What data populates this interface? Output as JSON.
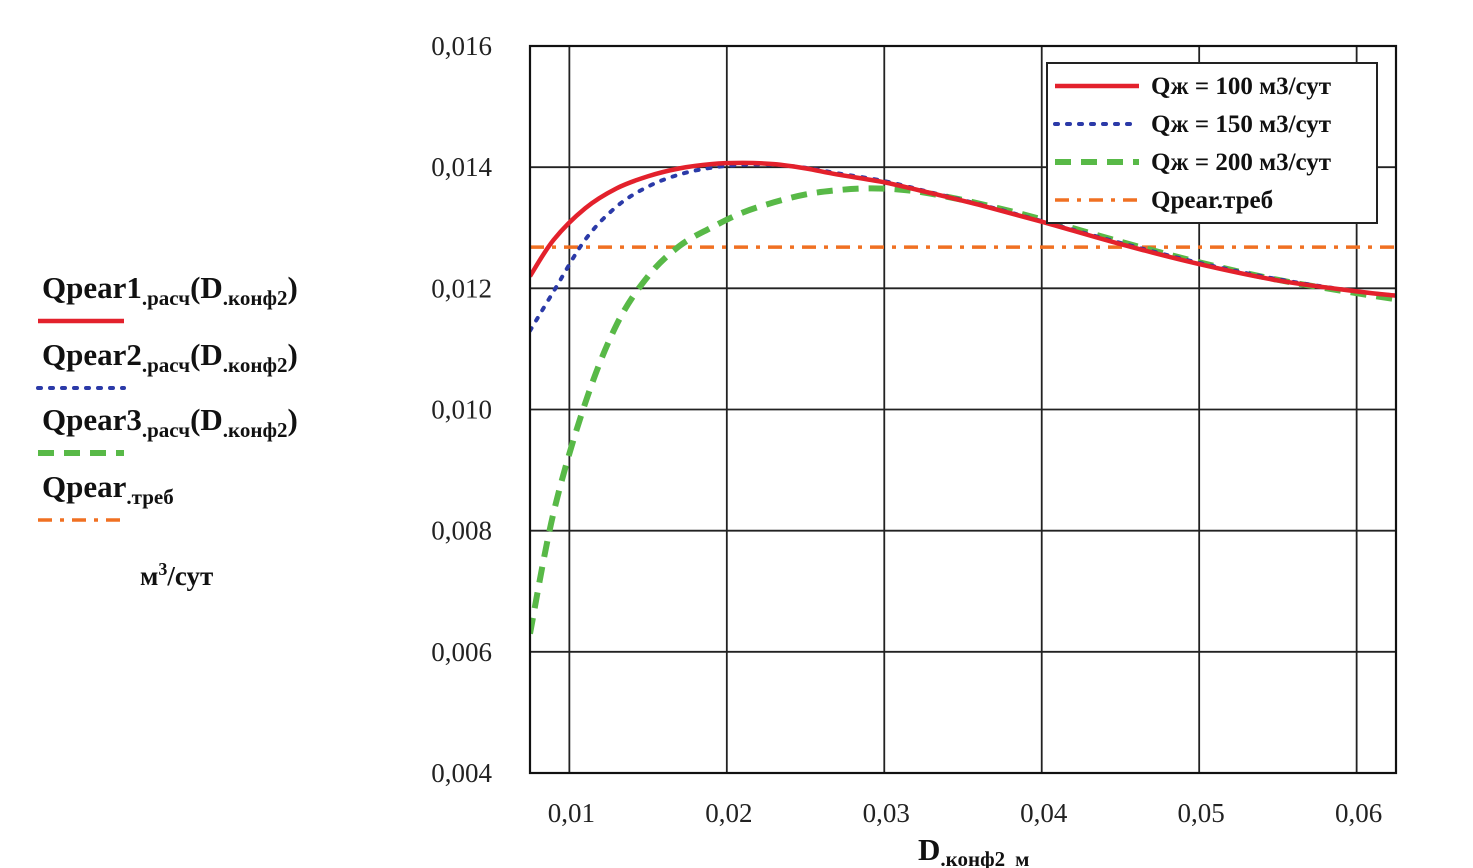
{
  "chart_data": {
    "type": "line",
    "xlabel": {
      "main": "D",
      "sub": ".конф2",
      "unit": "м"
    },
    "ylabel_unit": {
      "base": "м",
      "sup": "3",
      "rest": "/сут"
    },
    "xlim": [
      0.0075,
      0.0625
    ],
    "ylim": [
      0.004,
      0.016
    ],
    "x_ticks": [
      0.01,
      0.02,
      0.03,
      0.04,
      0.05,
      0.06
    ],
    "x_tick_labels": [
      "0,01",
      "0,02",
      "0,03",
      "0,04",
      "0,05",
      "0,06"
    ],
    "y_ticks": [
      0.004,
      0.006,
      0.008,
      0.01,
      0.012,
      0.014,
      0.016
    ],
    "y_tick_labels": [
      "0,004",
      "0,006",
      "0,008",
      "0,010",
      "0,012",
      "0,014",
      "0,016"
    ],
    "grid": true,
    "legend_position": "top-right",
    "series": [
      {
        "name": "Qж = 100 м3/сут",
        "axis_label": {
          "main": "Qpear1",
          "sub": ".расч",
          "arg": "D",
          "arg_sub": ".конф2"
        },
        "color": "#e3212c",
        "style": "solid",
        "x": [
          0.0075,
          0.009,
          0.011,
          0.013,
          0.015,
          0.017,
          0.019,
          0.021,
          0.023,
          0.025,
          0.027,
          0.03,
          0.033,
          0.036,
          0.04,
          0.045,
          0.05,
          0.055,
          0.06,
          0.0625
        ],
        "y": [
          0.0122,
          0.0128,
          0.01332,
          0.01365,
          0.01385,
          0.01398,
          0.01405,
          0.01407,
          0.01405,
          0.01398,
          0.01388,
          0.01375,
          0.01357,
          0.01338,
          0.0131,
          0.01273,
          0.0124,
          0.01213,
          0.01195,
          0.01188
        ]
      },
      {
        "name": "Qж = 150 м3/сут",
        "axis_label": {
          "main": "Qpear2",
          "sub": ".расч",
          "arg": "D",
          "arg_sub": ".конф2"
        },
        "color": "#2b3aa8",
        "style": "dotted",
        "x": [
          0.0075,
          0.009,
          0.011,
          0.013,
          0.015,
          0.017,
          0.019,
          0.021,
          0.023,
          0.025,
          0.027,
          0.03,
          0.033,
          0.036,
          0.04,
          0.045,
          0.05,
          0.055,
          0.06,
          0.0625
        ],
        "y": [
          0.0113,
          0.01195,
          0.0128,
          0.01335,
          0.01368,
          0.01388,
          0.01399,
          0.01404,
          0.01404,
          0.01399,
          0.0139,
          0.01377,
          0.01358,
          0.01339,
          0.01311,
          0.01275,
          0.01242,
          0.01215,
          0.01195,
          0.01188
        ]
      },
      {
        "name": "Qж = 200 м3/сут",
        "axis_label": {
          "main": "Qpear3",
          "sub": ".расч",
          "arg": "D",
          "arg_sub": ".конф2"
        },
        "color": "#58b947",
        "style": "dashed",
        "x": [
          0.0075,
          0.009,
          0.011,
          0.013,
          0.015,
          0.017,
          0.019,
          0.021,
          0.023,
          0.025,
          0.027,
          0.029,
          0.031,
          0.033,
          0.036,
          0.04,
          0.045,
          0.05,
          0.055,
          0.06,
          0.0625
        ],
        "y": [
          0.0063,
          0.0083,
          0.0101,
          0.0114,
          0.0122,
          0.0127,
          0.013,
          0.01325,
          0.01342,
          0.01355,
          0.01362,
          0.01365,
          0.01363,
          0.01356,
          0.0134,
          0.01314,
          0.01277,
          0.01243,
          0.01214,
          0.01192,
          0.01182
        ]
      },
      {
        "name": "Qpear.треб",
        "axis_label": {
          "main": "Qpear",
          "sub": ".треб",
          "arg": "",
          "arg_sub": ""
        },
        "color": "#f07022",
        "style": "dashdot",
        "x": [
          0.0075,
          0.0625
        ],
        "y": [
          0.01268,
          0.01268
        ]
      }
    ]
  }
}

━━━━━━━━━━━━━━━━

WORK REQUIRED
Retype every record above exactly as written, but leave out the pictures.

THE COMPLETED TASK
What data populates this interface? Output as JSON.
{
  "chart_data": {
    "type": "line",
    "xlabel": {
      "main": "D",
      "sub": ".конф2",
      "unit": "м"
    },
    "ylabel_unit": {
      "base": "м",
      "sup": "3",
      "rest": "/сут"
    },
    "xlim": [
      0.0075,
      0.0625
    ],
    "ylim": [
      0.004,
      0.016
    ],
    "x_ticks": [
      0.01,
      0.02,
      0.03,
      0.04,
      0.05,
      0.06
    ],
    "x_tick_labels": [
      "0,01",
      "0,02",
      "0,03",
      "0,04",
      "0,05",
      "0,06"
    ],
    "y_ticks": [
      0.004,
      0.006,
      0.008,
      0.01,
      0.012,
      0.014,
      0.016
    ],
    "y_tick_labels": [
      "0,004",
      "0,006",
      "0,008",
      "0,010",
      "0,012",
      "0,014",
      "0,016"
    ],
    "grid": true,
    "legend_position": "top-right",
    "series": [
      {
        "name": "Qж = 100 м3/сут",
        "axis_label": {
          "main": "Qpear1",
          "sub": ".расч",
          "arg": "D",
          "arg_sub": ".конф2"
        },
        "color": "#e3212c",
        "style": "solid",
        "x": [
          0.0075,
          0.009,
          0.011,
          0.013,
          0.015,
          0.017,
          0.019,
          0.021,
          0.023,
          0.025,
          0.027,
          0.03,
          0.033,
          0.036,
          0.04,
          0.045,
          0.05,
          0.055,
          0.06,
          0.0625
        ],
        "y": [
          0.0122,
          0.0128,
          0.01332,
          0.01365,
          0.01385,
          0.01398,
          0.01405,
          0.01407,
          0.01405,
          0.01398,
          0.01388,
          0.01375,
          0.01357,
          0.01338,
          0.0131,
          0.01273,
          0.0124,
          0.01213,
          0.01195,
          0.01188
        ]
      },
      {
        "name": "Qж = 150 м3/сут",
        "axis_label": {
          "main": "Qpear2",
          "sub": ".расч",
          "arg": "D",
          "arg_sub": ".конф2"
        },
        "color": "#2b3aa8",
        "style": "dotted",
        "x": [
          0.0075,
          0.009,
          0.011,
          0.013,
          0.015,
          0.017,
          0.019,
          0.021,
          0.023,
          0.025,
          0.027,
          0.03,
          0.033,
          0.036,
          0.04,
          0.045,
          0.05,
          0.055,
          0.06,
          0.0625
        ],
        "y": [
          0.0113,
          0.01195,
          0.0128,
          0.01335,
          0.01368,
          0.01388,
          0.01399,
          0.01404,
          0.01404,
          0.01399,
          0.0139,
          0.01377,
          0.01358,
          0.01339,
          0.01311,
          0.01275,
          0.01242,
          0.01215,
          0.01195,
          0.01188
        ]
      },
      {
        "name": "Qж = 200 м3/сут",
        "axis_label": {
          "main": "Qpear3",
          "sub": ".расч",
          "arg": "D",
          "arg_sub": ".конф2"
        },
        "color": "#58b947",
        "style": "dashed",
        "x": [
          0.0075,
          0.009,
          0.011,
          0.013,
          0.015,
          0.017,
          0.019,
          0.021,
          0.023,
          0.025,
          0.027,
          0.029,
          0.031,
          0.033,
          0.036,
          0.04,
          0.045,
          0.05,
          0.055,
          0.06,
          0.0625
        ],
        "y": [
          0.0063,
          0.0083,
          0.0101,
          0.0114,
          0.0122,
          0.0127,
          0.013,
          0.01325,
          0.01342,
          0.01355,
          0.01362,
          0.01365,
          0.01363,
          0.01356,
          0.0134,
          0.01314,
          0.01277,
          0.01243,
          0.01214,
          0.01192,
          0.01182
        ]
      },
      {
        "name": "Qpear.треб",
        "axis_label": {
          "main": "Qpear",
          "sub": ".треб",
          "arg": "",
          "arg_sub": ""
        },
        "color": "#f07022",
        "style": "dashdot",
        "x": [
          0.0075,
          0.0625
        ],
        "y": [
          0.01268,
          0.01268
        ]
      }
    ]
  }
}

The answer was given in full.